Pull each line holding the word "Hits" from the data.
╔══
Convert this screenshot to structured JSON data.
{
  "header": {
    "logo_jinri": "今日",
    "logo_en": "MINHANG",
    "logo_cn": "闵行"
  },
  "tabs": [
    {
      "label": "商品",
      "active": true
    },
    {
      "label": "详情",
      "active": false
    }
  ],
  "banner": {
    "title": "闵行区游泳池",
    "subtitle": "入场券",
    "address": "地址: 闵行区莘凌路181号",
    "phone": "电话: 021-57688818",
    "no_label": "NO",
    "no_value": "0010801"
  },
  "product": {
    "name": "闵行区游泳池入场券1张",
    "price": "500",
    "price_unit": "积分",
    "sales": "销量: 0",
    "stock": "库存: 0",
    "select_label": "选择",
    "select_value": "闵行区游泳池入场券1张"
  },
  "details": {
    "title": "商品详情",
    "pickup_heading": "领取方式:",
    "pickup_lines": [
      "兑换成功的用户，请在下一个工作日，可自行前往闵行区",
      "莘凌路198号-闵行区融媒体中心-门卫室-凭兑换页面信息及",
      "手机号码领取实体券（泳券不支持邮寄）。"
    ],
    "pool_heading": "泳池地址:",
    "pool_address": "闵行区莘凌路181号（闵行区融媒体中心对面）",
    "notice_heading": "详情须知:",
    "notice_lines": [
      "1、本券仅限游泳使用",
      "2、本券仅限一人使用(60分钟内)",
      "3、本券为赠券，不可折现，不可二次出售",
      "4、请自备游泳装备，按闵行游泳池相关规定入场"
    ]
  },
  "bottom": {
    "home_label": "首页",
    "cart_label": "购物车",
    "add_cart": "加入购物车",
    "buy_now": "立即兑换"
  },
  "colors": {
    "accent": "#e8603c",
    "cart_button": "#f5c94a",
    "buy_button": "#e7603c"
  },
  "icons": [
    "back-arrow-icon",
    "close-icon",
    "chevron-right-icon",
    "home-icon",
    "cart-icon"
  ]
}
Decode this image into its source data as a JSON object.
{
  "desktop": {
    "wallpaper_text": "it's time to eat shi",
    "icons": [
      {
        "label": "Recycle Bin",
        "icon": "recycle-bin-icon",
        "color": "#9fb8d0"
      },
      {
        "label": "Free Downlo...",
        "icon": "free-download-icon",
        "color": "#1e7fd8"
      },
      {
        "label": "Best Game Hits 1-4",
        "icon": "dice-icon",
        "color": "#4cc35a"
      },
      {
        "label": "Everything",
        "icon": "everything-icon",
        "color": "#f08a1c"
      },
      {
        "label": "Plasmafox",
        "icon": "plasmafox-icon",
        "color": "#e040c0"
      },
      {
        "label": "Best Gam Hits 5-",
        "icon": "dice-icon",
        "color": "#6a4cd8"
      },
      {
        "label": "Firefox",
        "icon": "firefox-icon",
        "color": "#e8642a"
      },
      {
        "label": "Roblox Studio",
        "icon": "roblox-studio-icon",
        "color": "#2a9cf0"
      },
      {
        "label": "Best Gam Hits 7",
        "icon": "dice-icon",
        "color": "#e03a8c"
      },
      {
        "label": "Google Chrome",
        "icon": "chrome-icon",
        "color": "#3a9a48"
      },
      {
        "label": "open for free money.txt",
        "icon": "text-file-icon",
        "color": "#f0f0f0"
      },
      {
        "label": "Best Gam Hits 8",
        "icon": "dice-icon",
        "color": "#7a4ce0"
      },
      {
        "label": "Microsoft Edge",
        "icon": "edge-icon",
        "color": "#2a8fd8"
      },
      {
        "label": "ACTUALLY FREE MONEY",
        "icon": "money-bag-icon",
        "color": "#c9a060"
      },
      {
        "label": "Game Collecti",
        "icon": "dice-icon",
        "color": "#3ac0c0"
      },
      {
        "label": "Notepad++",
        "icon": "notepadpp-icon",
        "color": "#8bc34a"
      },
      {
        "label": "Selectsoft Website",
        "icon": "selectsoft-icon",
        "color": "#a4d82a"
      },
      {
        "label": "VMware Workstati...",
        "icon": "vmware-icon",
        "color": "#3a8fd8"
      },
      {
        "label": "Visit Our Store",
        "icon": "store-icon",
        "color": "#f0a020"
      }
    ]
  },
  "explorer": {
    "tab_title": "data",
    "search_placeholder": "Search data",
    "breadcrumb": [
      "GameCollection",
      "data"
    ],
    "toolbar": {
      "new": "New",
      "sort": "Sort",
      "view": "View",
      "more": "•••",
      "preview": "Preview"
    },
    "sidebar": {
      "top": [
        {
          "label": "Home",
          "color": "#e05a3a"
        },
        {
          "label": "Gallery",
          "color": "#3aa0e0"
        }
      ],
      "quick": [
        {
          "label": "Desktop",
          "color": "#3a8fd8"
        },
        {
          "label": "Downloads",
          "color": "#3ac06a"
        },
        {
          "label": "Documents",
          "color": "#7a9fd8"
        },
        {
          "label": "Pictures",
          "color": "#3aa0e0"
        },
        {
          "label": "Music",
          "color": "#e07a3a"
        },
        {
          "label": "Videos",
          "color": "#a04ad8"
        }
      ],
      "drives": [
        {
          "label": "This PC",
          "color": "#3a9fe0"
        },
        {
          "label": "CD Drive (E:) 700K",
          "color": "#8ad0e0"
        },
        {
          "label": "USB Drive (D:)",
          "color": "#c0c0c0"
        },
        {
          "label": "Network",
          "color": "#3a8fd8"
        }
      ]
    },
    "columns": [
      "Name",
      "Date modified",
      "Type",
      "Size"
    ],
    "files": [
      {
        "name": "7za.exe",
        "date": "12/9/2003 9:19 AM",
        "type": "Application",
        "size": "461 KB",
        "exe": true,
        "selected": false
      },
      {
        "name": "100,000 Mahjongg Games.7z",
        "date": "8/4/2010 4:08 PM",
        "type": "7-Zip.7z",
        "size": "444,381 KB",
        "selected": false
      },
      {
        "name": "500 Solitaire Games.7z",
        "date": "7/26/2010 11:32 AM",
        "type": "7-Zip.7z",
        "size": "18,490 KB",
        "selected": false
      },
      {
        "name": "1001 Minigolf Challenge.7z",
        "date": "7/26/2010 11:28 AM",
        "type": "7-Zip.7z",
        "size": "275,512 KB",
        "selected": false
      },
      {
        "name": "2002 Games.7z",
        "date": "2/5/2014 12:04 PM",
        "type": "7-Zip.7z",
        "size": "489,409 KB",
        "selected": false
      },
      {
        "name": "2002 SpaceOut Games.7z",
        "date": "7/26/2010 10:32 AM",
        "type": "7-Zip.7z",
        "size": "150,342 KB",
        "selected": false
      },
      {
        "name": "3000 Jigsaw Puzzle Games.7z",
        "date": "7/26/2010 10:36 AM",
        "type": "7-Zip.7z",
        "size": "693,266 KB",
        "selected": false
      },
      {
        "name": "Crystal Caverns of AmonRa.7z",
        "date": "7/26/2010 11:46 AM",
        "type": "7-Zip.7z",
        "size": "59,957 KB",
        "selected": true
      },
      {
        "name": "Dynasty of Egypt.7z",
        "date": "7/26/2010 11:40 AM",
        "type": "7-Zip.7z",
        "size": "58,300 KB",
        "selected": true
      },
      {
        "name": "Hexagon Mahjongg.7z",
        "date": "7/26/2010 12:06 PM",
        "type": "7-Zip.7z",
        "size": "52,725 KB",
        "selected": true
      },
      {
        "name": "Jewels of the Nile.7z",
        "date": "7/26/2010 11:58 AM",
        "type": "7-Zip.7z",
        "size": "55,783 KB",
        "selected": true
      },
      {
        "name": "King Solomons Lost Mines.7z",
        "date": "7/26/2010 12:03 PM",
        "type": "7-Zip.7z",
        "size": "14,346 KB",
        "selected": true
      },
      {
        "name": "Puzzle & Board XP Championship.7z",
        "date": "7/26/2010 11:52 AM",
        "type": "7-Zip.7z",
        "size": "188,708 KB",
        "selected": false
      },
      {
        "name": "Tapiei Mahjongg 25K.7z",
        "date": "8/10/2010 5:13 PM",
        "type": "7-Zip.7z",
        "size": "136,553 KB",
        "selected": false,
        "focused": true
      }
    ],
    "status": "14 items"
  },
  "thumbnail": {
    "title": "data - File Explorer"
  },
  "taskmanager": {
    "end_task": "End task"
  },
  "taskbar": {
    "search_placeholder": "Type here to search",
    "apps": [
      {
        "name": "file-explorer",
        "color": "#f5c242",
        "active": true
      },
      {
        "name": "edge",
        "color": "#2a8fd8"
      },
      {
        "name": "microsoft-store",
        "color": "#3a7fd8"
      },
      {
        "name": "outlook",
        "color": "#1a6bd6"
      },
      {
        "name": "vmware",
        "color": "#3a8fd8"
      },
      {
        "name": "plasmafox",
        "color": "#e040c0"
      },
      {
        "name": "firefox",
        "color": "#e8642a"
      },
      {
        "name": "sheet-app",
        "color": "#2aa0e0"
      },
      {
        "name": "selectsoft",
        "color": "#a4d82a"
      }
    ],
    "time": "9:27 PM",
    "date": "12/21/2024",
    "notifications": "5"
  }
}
╚══
# Written solution
        "label": "Best Game Hits 1-4",
        "label": "Best Gam Hits 5-",
        "label": "Best Gam Hits 7",
        "label": "Best Gam Hits 8",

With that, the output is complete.